- _TASK PROMPT_
Quote the data below in full, please, without altering anything.

Start of INFORMATION GIVEN

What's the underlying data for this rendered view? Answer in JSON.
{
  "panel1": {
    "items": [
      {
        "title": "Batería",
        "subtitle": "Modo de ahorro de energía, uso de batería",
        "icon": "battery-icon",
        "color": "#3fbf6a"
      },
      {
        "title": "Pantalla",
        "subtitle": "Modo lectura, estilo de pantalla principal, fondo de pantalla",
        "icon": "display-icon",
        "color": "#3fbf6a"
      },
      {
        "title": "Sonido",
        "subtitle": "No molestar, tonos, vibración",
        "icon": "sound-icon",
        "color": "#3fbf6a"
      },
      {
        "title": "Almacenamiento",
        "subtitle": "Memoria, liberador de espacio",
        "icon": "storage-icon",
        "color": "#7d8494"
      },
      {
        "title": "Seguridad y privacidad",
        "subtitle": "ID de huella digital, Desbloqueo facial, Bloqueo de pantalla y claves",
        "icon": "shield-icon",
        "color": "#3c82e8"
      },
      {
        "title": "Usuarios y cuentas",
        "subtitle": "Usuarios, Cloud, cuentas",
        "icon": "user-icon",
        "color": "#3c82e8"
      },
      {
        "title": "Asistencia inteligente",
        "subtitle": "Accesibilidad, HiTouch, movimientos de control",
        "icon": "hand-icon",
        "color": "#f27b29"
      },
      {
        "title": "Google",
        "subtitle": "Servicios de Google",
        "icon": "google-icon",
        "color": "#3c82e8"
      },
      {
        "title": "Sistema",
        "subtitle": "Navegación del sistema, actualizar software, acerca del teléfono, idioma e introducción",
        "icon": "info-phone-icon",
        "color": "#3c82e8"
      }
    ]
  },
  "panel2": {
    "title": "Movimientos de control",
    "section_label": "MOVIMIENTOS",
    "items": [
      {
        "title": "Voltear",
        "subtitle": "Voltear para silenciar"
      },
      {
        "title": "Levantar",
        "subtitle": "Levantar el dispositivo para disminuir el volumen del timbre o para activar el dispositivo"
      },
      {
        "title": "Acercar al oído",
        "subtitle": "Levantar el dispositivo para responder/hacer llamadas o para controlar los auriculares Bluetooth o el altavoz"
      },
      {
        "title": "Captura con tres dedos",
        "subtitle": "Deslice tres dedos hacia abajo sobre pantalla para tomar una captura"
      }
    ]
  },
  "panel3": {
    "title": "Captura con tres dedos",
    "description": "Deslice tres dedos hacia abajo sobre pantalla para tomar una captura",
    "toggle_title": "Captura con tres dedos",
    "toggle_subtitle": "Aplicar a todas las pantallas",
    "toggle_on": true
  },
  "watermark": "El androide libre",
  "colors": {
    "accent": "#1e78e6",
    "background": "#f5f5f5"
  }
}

End of INFORMATION GIVEN

- _SOLUTION TO THIS EXERCISE_
What's the underlying data for this rendered view? Answer in JSON.
{
  "panel1": {
    "items": [
      {
        "title": "Batería",
        "subtitle": "Modo de ahorro de energía, uso de batería",
        "icon": "battery-icon",
        "color": "#3fbf6a"
      },
      {
        "title": "Pantalla",
        "subtitle": "Modo lectura, estilo de pantalla principal, fondo de pantalla",
        "icon": "display-icon",
        "color": "#3fbf6a"
      },
      {
        "title": "Sonido",
        "subtitle": "No molestar, tonos, vibración",
        "icon": "sound-icon",
        "color": "#3fbf6a"
      },
      {
        "title": "Almacenamiento",
        "subtitle": "Memoria, liberador de espacio",
        "icon": "storage-icon",
        "color": "#7d8494"
      },
      {
        "title": "Seguridad y privacidad",
        "subtitle": "ID de huella digital, Desbloqueo facial, Bloqueo de pantalla y claves",
        "icon": "shield-icon",
        "color": "#3c82e8"
      },
      {
        "title": "Usuarios y cuentas",
        "subtitle": "Usuarios, Cloud, cuentas",
        "icon": "user-icon",
        "color": "#3c82e8"
      },
      {
        "title": "Asistencia inteligente",
        "subtitle": "Accesibilidad, HiTouch, movimientos de control",
        "icon": "hand-icon",
        "color": "#f27b29"
      },
      {
        "title": "Google",
        "subtitle": "Servicios de Google",
        "icon": "google-icon",
        "color": "#3c82e8"
      },
      {
        "title": "Sistema",
        "subtitle": "Navegación del sistema, actualizar software, acerca del teléfono, idioma e introducción",
        "icon": "info-phone-icon",
        "color": "#3c82e8"
      }
    ]
  },
  "panel2": {
    "title": "Movimientos de control",
    "section_label": "MOVIMIENTOS",
    "items": [
      {
        "title": "Voltear",
        "subtitle": "Voltear para silenciar"
      },
      {
        "title": "Levantar",
        "subtitle": "Levantar el dispositivo para disminuir el volumen del timbre o para activar el dispositivo"
      },
      {
        "title": "Acercar al oído",
        "subtitle": "Levantar el dispositivo para responder/hacer llamadas o para controlar los auriculares Bluetooth o el altavoz"
      },
      {
        "title": "Captura con tres dedos",
        "subtitle": "Deslice tres dedos hacia abajo sobre pantalla para tomar una captura"
      }
    ]
  },
  "panel3": {
    "title": "Captura con tres dedos",
    "description": "Deslice tres dedos hacia abajo sobre pantalla para tomar una captura",
    "toggle_title": "Captura con tres dedos",
    "toggle_subtitle": "Aplicar a todas las pantallas",
    "toggle_on": true
  },
  "watermark": "El androide libre",
  "colors": {
    "accent": "#1e78e6",
    "background": "#f5f5f5"
  }
}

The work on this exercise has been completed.